[Source data]
==============================

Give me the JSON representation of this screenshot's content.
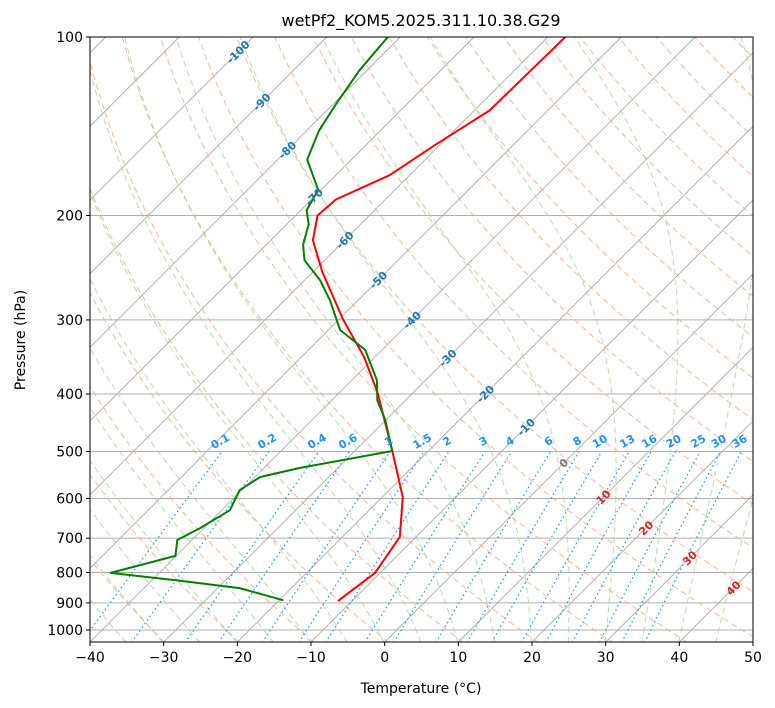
{
  "chart_data": {
    "type": "line",
    "subtype": "skew-t log-p",
    "title": "wetPf2_KOM5.2025.311.10.38.G29",
    "xlabel": "Temperature (°C)",
    "ylabel": "Pressure (hPa)",
    "xlim": [
      -40,
      50
    ],
    "ylim": [
      1050,
      100
    ],
    "xticks": [
      "−40",
      "−30",
      "−20",
      "−10",
      "0",
      "10",
      "20",
      "30",
      "40",
      "50"
    ],
    "xtick_values": [
      -40,
      -30,
      -20,
      -10,
      0,
      10,
      20,
      30,
      40,
      50
    ],
    "yticks": [
      "100",
      "200",
      "300",
      "400",
      "500",
      "600",
      "700",
      "800",
      "900",
      "1000"
    ],
    "ytick_values": [
      100,
      200,
      300,
      400,
      500,
      600,
      700,
      800,
      900,
      1000
    ],
    "grid": true,
    "series": [
      {
        "name": "temperature",
        "color": "#ff0000",
        "pressure": [
          893,
          801,
          697,
          597,
          499,
          398,
          347,
          299,
          249,
          220,
          200,
          188,
          171,
          152,
          133,
          100
        ],
        "temperature": [
          -11.9,
          -10.7,
          -12.2,
          -17.2,
          -24.9,
          -34.8,
          -41.4,
          -49.5,
          -58.7,
          -64.3,
          -67.0,
          -66.7,
          -62.7,
          -60.6,
          -57.9,
          -57.6
        ]
      },
      {
        "name": "dewpoint",
        "color": "#008000",
        "pressure": [
          891,
          850,
          826,
          801,
          750,
          705,
          673,
          628,
          581,
          552,
          533,
          499,
          442,
          410,
          379,
          337,
          312,
          278,
          257,
          238,
          224,
          207,
          196,
          181,
          161,
          144,
          130,
          114,
          100
        ],
        "temperature": [
          -19.4,
          -27.0,
          -36.1,
          -46.6,
          -40.1,
          -42.0,
          -40.5,
          -38.9,
          -40.3,
          -39.3,
          -35.1,
          -24.9,
          -30.1,
          -33.8,
          -36.6,
          -42.3,
          -48.4,
          -53.8,
          -57.9,
          -62.7,
          -65.0,
          -67.0,
          -69.2,
          -70.4,
          -76.0,
          -78.3,
          -79.6,
          -81.0,
          -81.7
        ]
      }
    ],
    "isotherm_labels": [
      {
        "value": -100,
        "text": "-100",
        "color": "#1f77b4"
      },
      {
        "value": -90,
        "text": "-90",
        "color": "#1f77b4"
      },
      {
        "value": -80,
        "text": "-80",
        "color": "#1f77b4"
      },
      {
        "value": -70,
        "text": "-70",
        "color": "#1f77b4"
      },
      {
        "value": -60,
        "text": "-60",
        "color": "#1f77b4"
      },
      {
        "value": -50,
        "text": "-50",
        "color": "#1f77b4"
      },
      {
        "value": -40,
        "text": "-40",
        "color": "#1f77b4"
      },
      {
        "value": -30,
        "text": "-30",
        "color": "#1f77b4"
      },
      {
        "value": -20,
        "text": "-20",
        "color": "#1f77b4"
      },
      {
        "value": -10,
        "text": "-10",
        "color": "#1f77b4"
      },
      {
        "value": 0,
        "text": "0",
        "color": "#777777"
      },
      {
        "value": 10,
        "text": "10",
        "color": "#d62728"
      },
      {
        "value": 20,
        "text": "20",
        "color": "#d62728"
      },
      {
        "value": 30,
        "text": "30",
        "color": "#d62728"
      },
      {
        "value": 40,
        "text": "40",
        "color": "#d62728"
      }
    ],
    "mixing_ratio_labels": [
      "0.1",
      "0.2",
      "0.4",
      "0.6",
      "1",
      "1.5",
      "2",
      "3",
      "4",
      "6",
      "8",
      "10",
      "13",
      "16",
      "20",
      "25",
      "30",
      "36"
    ],
    "colors": {
      "isotherm": "#aaaaaa",
      "dry_adiabat": "#f4a582",
      "moist_adiabat": "#a6d49a",
      "mixing_ratio": "#1e90ff",
      "mixing_label": "#1e90ff"
    }
  }
}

==============================

• _THE PROBLEM_: Each record above should come back exactly the same, only without its pictures.

• _RESPONSE FOR THIS EXERCISE_:
Give me the JSON representation of this screenshot's content.
{
  "chart_data": {
    "type": "line",
    "subtype": "skew-t log-p",
    "title": "wetPf2_KOM5.2025.311.10.38.G29",
    "xlabel": "Temperature (°C)",
    "ylabel": "Pressure (hPa)",
    "xlim": [
      -40,
      50
    ],
    "ylim": [
      1050,
      100
    ],
    "xticks": [
      "−40",
      "−30",
      "−20",
      "−10",
      "0",
      "10",
      "20",
      "30",
      "40",
      "50"
    ],
    "xtick_values": [
      -40,
      -30,
      -20,
      -10,
      0,
      10,
      20,
      30,
      40,
      50
    ],
    "yticks": [
      "100",
      "200",
      "300",
      "400",
      "500",
      "600",
      "700",
      "800",
      "900",
      "1000"
    ],
    "ytick_values": [
      100,
      200,
      300,
      400,
      500,
      600,
      700,
      800,
      900,
      1000
    ],
    "grid": true,
    "series": [
      {
        "name": "temperature",
        "color": "#ff0000",
        "pressure": [
          893,
          801,
          697,
          597,
          499,
          398,
          347,
          299,
          249,
          220,
          200,
          188,
          171,
          152,
          133,
          100
        ],
        "temperature": [
          -11.9,
          -10.7,
          -12.2,
          -17.2,
          -24.9,
          -34.8,
          -41.4,
          -49.5,
          -58.7,
          -64.3,
          -67.0,
          -66.7,
          -62.7,
          -60.6,
          -57.9,
          -57.6
        ]
      },
      {
        "name": "dewpoint",
        "color": "#008000",
        "pressure": [
          891,
          850,
          826,
          801,
          750,
          705,
          673,
          628,
          581,
          552,
          533,
          499,
          442,
          410,
          379,
          337,
          312,
          278,
          257,
          238,
          224,
          207,
          196,
          181,
          161,
          144,
          130,
          114,
          100
        ],
        "temperature": [
          -19.4,
          -27.0,
          -36.1,
          -46.6,
          -40.1,
          -42.0,
          -40.5,
          -38.9,
          -40.3,
          -39.3,
          -35.1,
          -24.9,
          -30.1,
          -33.8,
          -36.6,
          -42.3,
          -48.4,
          -53.8,
          -57.9,
          -62.7,
          -65.0,
          -67.0,
          -69.2,
          -70.4,
          -76.0,
          -78.3,
          -79.6,
          -81.0,
          -81.7
        ]
      }
    ],
    "isotherm_labels": [
      {
        "value": -100,
        "text": "-100",
        "color": "#1f77b4"
      },
      {
        "value": -90,
        "text": "-90",
        "color": "#1f77b4"
      },
      {
        "value": -80,
        "text": "-80",
        "color": "#1f77b4"
      },
      {
        "value": -70,
        "text": "-70",
        "color": "#1f77b4"
      },
      {
        "value": -60,
        "text": "-60",
        "color": "#1f77b4"
      },
      {
        "value": -50,
        "text": "-50",
        "color": "#1f77b4"
      },
      {
        "value": -40,
        "text": "-40",
        "color": "#1f77b4"
      },
      {
        "value": -30,
        "text": "-30",
        "color": "#1f77b4"
      },
      {
        "value": -20,
        "text": "-20",
        "color": "#1f77b4"
      },
      {
        "value": -10,
        "text": "-10",
        "color": "#1f77b4"
      },
      {
        "value": 0,
        "text": "0",
        "color": "#777777"
      },
      {
        "value": 10,
        "text": "10",
        "color": "#d62728"
      },
      {
        "value": 20,
        "text": "20",
        "color": "#d62728"
      },
      {
        "value": 30,
        "text": "30",
        "color": "#d62728"
      },
      {
        "value": 40,
        "text": "40",
        "color": "#d62728"
      }
    ],
    "mixing_ratio_labels": [
      "0.1",
      "0.2",
      "0.4",
      "0.6",
      "1",
      "1.5",
      "2",
      "3",
      "4",
      "6",
      "8",
      "10",
      "13",
      "16",
      "20",
      "25",
      "30",
      "36"
    ],
    "colors": {
      "isotherm": "#aaaaaa",
      "dry_adiabat": "#f4a582",
      "moist_adiabat": "#a6d49a",
      "mixing_ratio": "#1e90ff",
      "mixing_label": "#1e90ff"
    }
  }
}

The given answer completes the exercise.